• _Passage shown_:
-------------------------

But only in Wisconsin have Republicans gotten what they wanted, suddenly taking ownership of the state’s coronavirus response and, with it, new political risk. While some Wisconsinites rushed out to bars to celebrate the court’s ruling, many in the state were confused about the new patchwork of restrictions. Meanwhile, a solid majority of Wisconsin residents have said they support Evers’ handling of the crisis, according to a new Marquette University Law School poll.
Democrats were quick to cast the issue as much larger than the previous partisan feuds.
“By November, a significant fraction of Wisconsinites might be close to someone who has been hospitalized or even died because of coronavirus,” Wisconsin Democratic Party Chairman Ben Wikler said. “And those are, unlike passing news cycles, the things that can create scars that change how people view politics in their own lives.”
As in other states, the virus has moved beyond Wisconsin’s big Democratic cities. Brown County, home of Green Bay and a number of meat processing plants, has become Wisconsin’s fastest-growing coronavirus hot spot.
In 2016, Trump easily carried the county. But in last month’s election, Democrats’ choice for the state Supreme Court, Jill Karofsky, won Brown County, part of her surprisingly strong showing in an election plagued by long lines at polling places and widespread worries over whether it was safe to be voting at all.
Evers tried at the last minute to postpone the election, but Republicans refused. Again, Wisconsin’s drama was projected on the national stage — and mined for lessons about organizing, mail-in voting and ballot access.
“Republicans in my district were begging us not to hold an in-person election,” said state Rep. Robyn Vining, a Democrat whose district spans western Milwaukee County and GOP-leaning suburbs. “People who said they had voted Republican their entire lives were furious.”
Whether Republicans will take out any frustrations on Trump is far from clear. The Marquette University poll this week found Trump has a 47% approval rate in Wisconsin, virtually unchanged from March. The poll also registered the impact of the state’s decade of political battles — an intense polarization.
“There’s not much of a middle in Wisconsin, at least as far as Donald Trump is concerned,” said John Johnson, a research fellow from Marquette University Law School.

-------------------------

• _Problem to solve_: Extend the passage on Wisconsin's coronavirus politics, picking up after its final sentence. The rows that follow have no connection to the passage on Wisconsin politics.

-------------------------

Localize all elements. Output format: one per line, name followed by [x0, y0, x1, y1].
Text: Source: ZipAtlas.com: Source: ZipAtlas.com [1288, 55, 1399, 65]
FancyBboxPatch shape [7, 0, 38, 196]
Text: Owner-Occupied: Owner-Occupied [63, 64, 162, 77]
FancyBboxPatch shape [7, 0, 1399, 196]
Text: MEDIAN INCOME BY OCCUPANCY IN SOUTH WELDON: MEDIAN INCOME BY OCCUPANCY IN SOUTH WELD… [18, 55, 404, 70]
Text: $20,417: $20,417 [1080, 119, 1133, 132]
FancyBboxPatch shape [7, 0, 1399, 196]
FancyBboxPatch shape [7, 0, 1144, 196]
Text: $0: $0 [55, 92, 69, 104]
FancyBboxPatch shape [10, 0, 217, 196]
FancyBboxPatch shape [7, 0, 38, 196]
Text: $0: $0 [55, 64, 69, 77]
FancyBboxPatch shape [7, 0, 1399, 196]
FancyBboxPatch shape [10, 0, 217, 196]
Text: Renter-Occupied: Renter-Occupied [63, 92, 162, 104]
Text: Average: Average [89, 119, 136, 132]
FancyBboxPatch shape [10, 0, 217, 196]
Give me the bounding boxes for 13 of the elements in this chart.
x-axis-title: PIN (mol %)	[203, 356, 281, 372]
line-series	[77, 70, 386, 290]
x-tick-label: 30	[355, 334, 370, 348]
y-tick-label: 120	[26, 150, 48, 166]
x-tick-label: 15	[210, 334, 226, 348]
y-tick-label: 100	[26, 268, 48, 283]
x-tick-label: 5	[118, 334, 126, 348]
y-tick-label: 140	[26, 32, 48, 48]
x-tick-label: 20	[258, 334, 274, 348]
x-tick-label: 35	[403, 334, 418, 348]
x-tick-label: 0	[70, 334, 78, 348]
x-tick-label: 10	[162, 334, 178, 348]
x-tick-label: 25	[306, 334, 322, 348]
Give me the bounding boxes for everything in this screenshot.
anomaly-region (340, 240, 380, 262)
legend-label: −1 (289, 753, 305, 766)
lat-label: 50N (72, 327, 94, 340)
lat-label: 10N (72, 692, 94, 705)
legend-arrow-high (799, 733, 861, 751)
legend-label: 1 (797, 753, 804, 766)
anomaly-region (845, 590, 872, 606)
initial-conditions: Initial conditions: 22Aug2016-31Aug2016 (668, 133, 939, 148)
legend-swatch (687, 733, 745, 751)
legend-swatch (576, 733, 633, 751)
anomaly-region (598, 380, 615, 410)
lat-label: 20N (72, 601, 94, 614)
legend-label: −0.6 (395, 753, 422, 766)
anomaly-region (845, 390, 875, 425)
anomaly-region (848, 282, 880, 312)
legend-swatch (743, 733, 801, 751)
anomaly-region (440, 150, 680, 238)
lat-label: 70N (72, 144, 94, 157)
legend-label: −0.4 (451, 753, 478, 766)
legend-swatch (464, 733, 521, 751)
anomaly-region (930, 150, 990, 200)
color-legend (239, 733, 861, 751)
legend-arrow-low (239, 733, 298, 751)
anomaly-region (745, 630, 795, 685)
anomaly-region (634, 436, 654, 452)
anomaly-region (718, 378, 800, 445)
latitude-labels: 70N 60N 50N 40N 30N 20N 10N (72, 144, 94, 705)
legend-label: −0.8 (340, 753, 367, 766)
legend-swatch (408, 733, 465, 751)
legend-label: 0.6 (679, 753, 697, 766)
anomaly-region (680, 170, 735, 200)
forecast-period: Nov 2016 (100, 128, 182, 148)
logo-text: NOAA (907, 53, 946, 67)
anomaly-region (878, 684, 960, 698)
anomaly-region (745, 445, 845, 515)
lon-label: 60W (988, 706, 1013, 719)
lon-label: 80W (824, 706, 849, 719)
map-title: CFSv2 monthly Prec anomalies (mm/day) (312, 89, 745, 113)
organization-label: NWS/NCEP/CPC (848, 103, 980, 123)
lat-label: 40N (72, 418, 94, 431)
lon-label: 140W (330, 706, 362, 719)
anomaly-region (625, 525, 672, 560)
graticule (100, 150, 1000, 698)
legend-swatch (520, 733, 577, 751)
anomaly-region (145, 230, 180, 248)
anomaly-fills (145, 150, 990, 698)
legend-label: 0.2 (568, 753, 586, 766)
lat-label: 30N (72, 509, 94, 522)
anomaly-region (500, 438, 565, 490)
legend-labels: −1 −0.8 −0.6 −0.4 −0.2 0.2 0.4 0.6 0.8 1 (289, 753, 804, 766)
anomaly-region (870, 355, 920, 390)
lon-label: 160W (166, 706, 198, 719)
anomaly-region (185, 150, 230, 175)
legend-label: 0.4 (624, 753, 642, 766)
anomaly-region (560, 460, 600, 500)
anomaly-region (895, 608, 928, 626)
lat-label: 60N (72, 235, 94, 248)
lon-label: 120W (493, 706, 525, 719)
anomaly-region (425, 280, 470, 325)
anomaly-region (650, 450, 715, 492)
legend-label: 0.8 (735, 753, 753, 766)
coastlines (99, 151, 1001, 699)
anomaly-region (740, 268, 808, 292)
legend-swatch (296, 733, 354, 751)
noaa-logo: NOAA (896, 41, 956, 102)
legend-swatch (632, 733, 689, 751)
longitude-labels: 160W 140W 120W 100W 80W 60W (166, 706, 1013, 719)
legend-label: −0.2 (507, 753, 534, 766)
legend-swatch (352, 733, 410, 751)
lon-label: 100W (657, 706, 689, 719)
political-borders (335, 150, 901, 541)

-------------------------

• _Solved problem_:
The state was a hotbed of tea party opposition to Barack Obama’s administration in 2010, sentiment that helped Walker win office and move to cut public-sector unions’ bargaining rights. The effort ignited mass Capitol protests in Madison and prompted a bitter recall election a year later. Walker beat it back and went on to win reelection in 2014.
His tenure hit at the heart of Wisconsin’s once-progressive tradition. In addition to his labor legislation, he enacted deep tax cuts and prevailed over a challenge to Wisconsin’s legislative redistricting — leaving the state with districts heavily gerrymandered to favor his party.
Since Trump’s narrow 2016 victory in Wisconsin — the first by a Republican presidential candidate since 1984 — Wisconsin has become home to a permanent campaign. Democrats began a year-round organizing initiative that led to a comeback with Evers’ narrow defeat of Walker in 2018.
Republicans, too, have invested in organizing in the state, particularly in hunting for new voters in the rural counties where Trump made strong gains over past Republicans candidates.
The Trump campaign says its staff of 60 turned its attention this week to a special election for a congressional seat in northern Wisconsin. They made 2.4 million get-out-the-vote calls in the district — roughly half of all the voter contacts they’ve made this election cycle in the state.
State Sen. Tom Tiffany won the seat by 14 percentage points. Trump carried the district by 20 percentage points in 2016.